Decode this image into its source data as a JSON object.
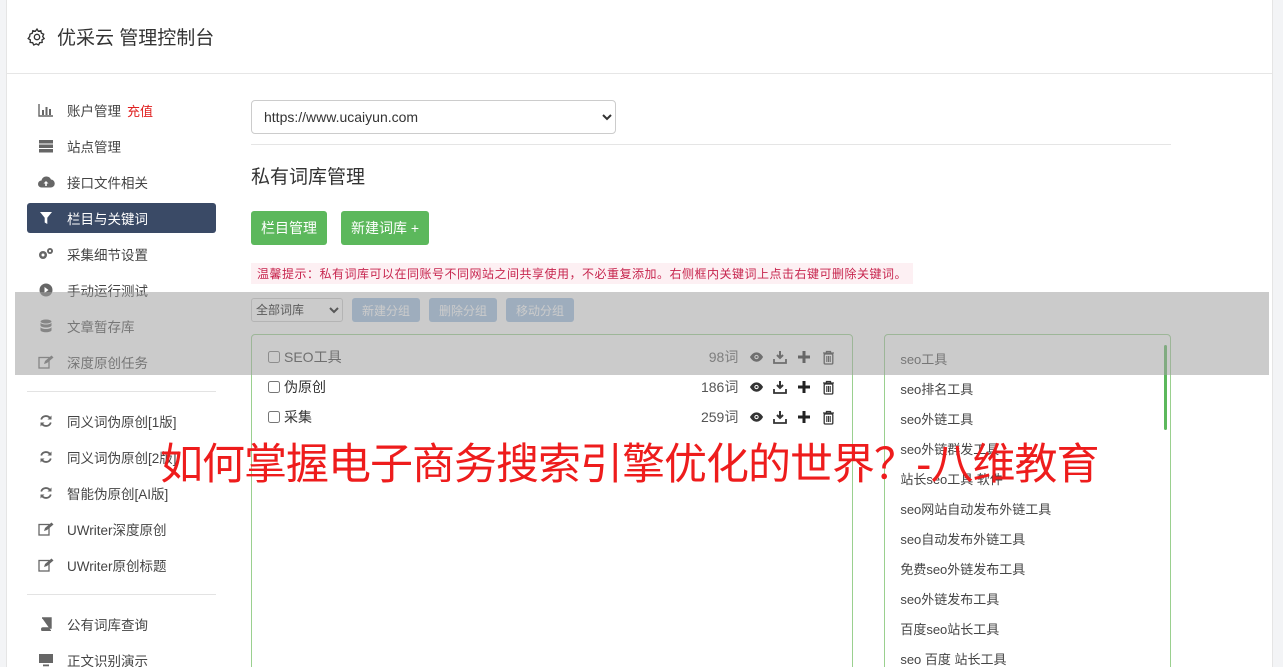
{
  "header": {
    "title": "优采云 管理控制台",
    "icon": "gear-icon"
  },
  "sidebar": {
    "groups": [
      [
        {
          "label": "账户管理",
          "badge": "充值",
          "icon": "bar-chart-icon"
        },
        {
          "label": "站点管理",
          "icon": "server-icon"
        },
        {
          "label": "接口文件相关",
          "icon": "cloud-upload-icon"
        },
        {
          "label": "栏目与关键词",
          "icon": "filter-icon",
          "active": true
        },
        {
          "label": "采集细节设置",
          "icon": "cogs-icon"
        },
        {
          "label": "手动运行测试",
          "icon": "play-icon"
        },
        {
          "label": "文章暂存库",
          "icon": "database-icon"
        },
        {
          "label": "深度原创任务",
          "icon": "edit-icon"
        }
      ],
      [
        {
          "label": "同义词伪原创[1版]",
          "icon": "refresh-icon"
        },
        {
          "label": "同义词伪原创[2版]",
          "icon": "refresh-icon"
        },
        {
          "label": "智能伪原创[AI版]",
          "icon": "refresh-icon"
        },
        {
          "label": "UWriter深度原创",
          "icon": "edit-icon"
        },
        {
          "label": "UWriter原创标题",
          "icon": "edit-icon"
        }
      ],
      [
        {
          "label": "公有词库查询",
          "icon": "book-icon"
        },
        {
          "label": "正文识别演示",
          "icon": "monitor-icon"
        }
      ]
    ]
  },
  "main": {
    "site_select": "https://www.ucaiyun.com",
    "section_title": "私有词库管理",
    "buttons": {
      "column_manage": "栏目管理",
      "new_library": "新建词库 +"
    },
    "tip": "温馨提示：私有词库可以在同账号不同网站之间共享使用，不必重复添加。右侧框内关键词上点击右键可删除关键词。",
    "group_select": "全部词库",
    "group_buttons": {
      "new_group": "新建分组",
      "delete_group": "删除分组",
      "move_group": "移动分组"
    },
    "libraries": [
      {
        "name": "SEO工具",
        "count": "98词"
      },
      {
        "name": "伪原创",
        "count": "186词"
      },
      {
        "name": "采集",
        "count": "259词"
      }
    ],
    "keywords": [
      "seo工具",
      "seo排名工具",
      "seo外链工具",
      "seo外链群发工具",
      "站长seo工具 软件",
      "seo网站自动发布外链工具",
      "seo自动发布外链工具",
      "免费seo外链发布工具",
      "seo外链发布工具",
      "百度seo站长工具",
      "seo 百度 站长工具"
    ]
  },
  "overlay": {
    "caption": "如何掌握电子商务搜索引擎优化的世界？-八维教育"
  },
  "colors": {
    "accent_green": "#5cb85c",
    "active_nav": "#3a4a66",
    "caption_red": "#ee1c1c",
    "light_blue_button": "#9bbde0"
  }
}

# # # # #

Return all of the entries word for word, but omit the pictures.

* [Complete answer]
Decode this image into its source data as a JSON object.
{
  "header": {
    "title": "优采云 管理控制台",
    "icon": "gear-icon"
  },
  "sidebar": {
    "groups": [
      [
        {
          "label": "账户管理",
          "badge": "充值",
          "icon": "bar-chart-icon"
        },
        {
          "label": "站点管理",
          "icon": "server-icon"
        },
        {
          "label": "接口文件相关",
          "icon": "cloud-upload-icon"
        },
        {
          "label": "栏目与关键词",
          "icon": "filter-icon",
          "active": true
        },
        {
          "label": "采集细节设置",
          "icon": "cogs-icon"
        },
        {
          "label": "手动运行测试",
          "icon": "play-icon"
        },
        {
          "label": "文章暂存库",
          "icon": "database-icon"
        },
        {
          "label": "深度原创任务",
          "icon": "edit-icon"
        }
      ],
      [
        {
          "label": "同义词伪原创[1版]",
          "icon": "refresh-icon"
        },
        {
          "label": "同义词伪原创[2版]",
          "icon": "refresh-icon"
        },
        {
          "label": "智能伪原创[AI版]",
          "icon": "refresh-icon"
        },
        {
          "label": "UWriter深度原创",
          "icon": "edit-icon"
        },
        {
          "label": "UWriter原创标题",
          "icon": "edit-icon"
        }
      ],
      [
        {
          "label": "公有词库查询",
          "icon": "book-icon"
        },
        {
          "label": "正文识别演示",
          "icon": "monitor-icon"
        }
      ]
    ]
  },
  "main": {
    "site_select": "https://www.ucaiyun.com",
    "section_title": "私有词库管理",
    "buttons": {
      "column_manage": "栏目管理",
      "new_library": "新建词库 +"
    },
    "tip": "温馨提示：私有词库可以在同账号不同网站之间共享使用，不必重复添加。右侧框内关键词上点击右键可删除关键词。",
    "group_select": "全部词库",
    "group_buttons": {
      "new_group": "新建分组",
      "delete_group": "删除分组",
      "move_group": "移动分组"
    },
    "libraries": [
      {
        "name": "SEO工具",
        "count": "98词"
      },
      {
        "name": "伪原创",
        "count": "186词"
      },
      {
        "name": "采集",
        "count": "259词"
      }
    ],
    "keywords": [
      "seo工具",
      "seo排名工具",
      "seo外链工具",
      "seo外链群发工具",
      "站长seo工具 软件",
      "seo网站自动发布外链工具",
      "seo自动发布外链工具",
      "免费seo外链发布工具",
      "seo外链发布工具",
      "百度seo站长工具",
      "seo 百度 站长工具"
    ]
  },
  "overlay": {
    "caption": "如何掌握电子商务搜索引擎优化的世界？-八维教育"
  },
  "colors": {
    "accent_green": "#5cb85c",
    "active_nav": "#3a4a66",
    "caption_red": "#ee1c1c",
    "light_blue_button": "#9bbde0"
  }
}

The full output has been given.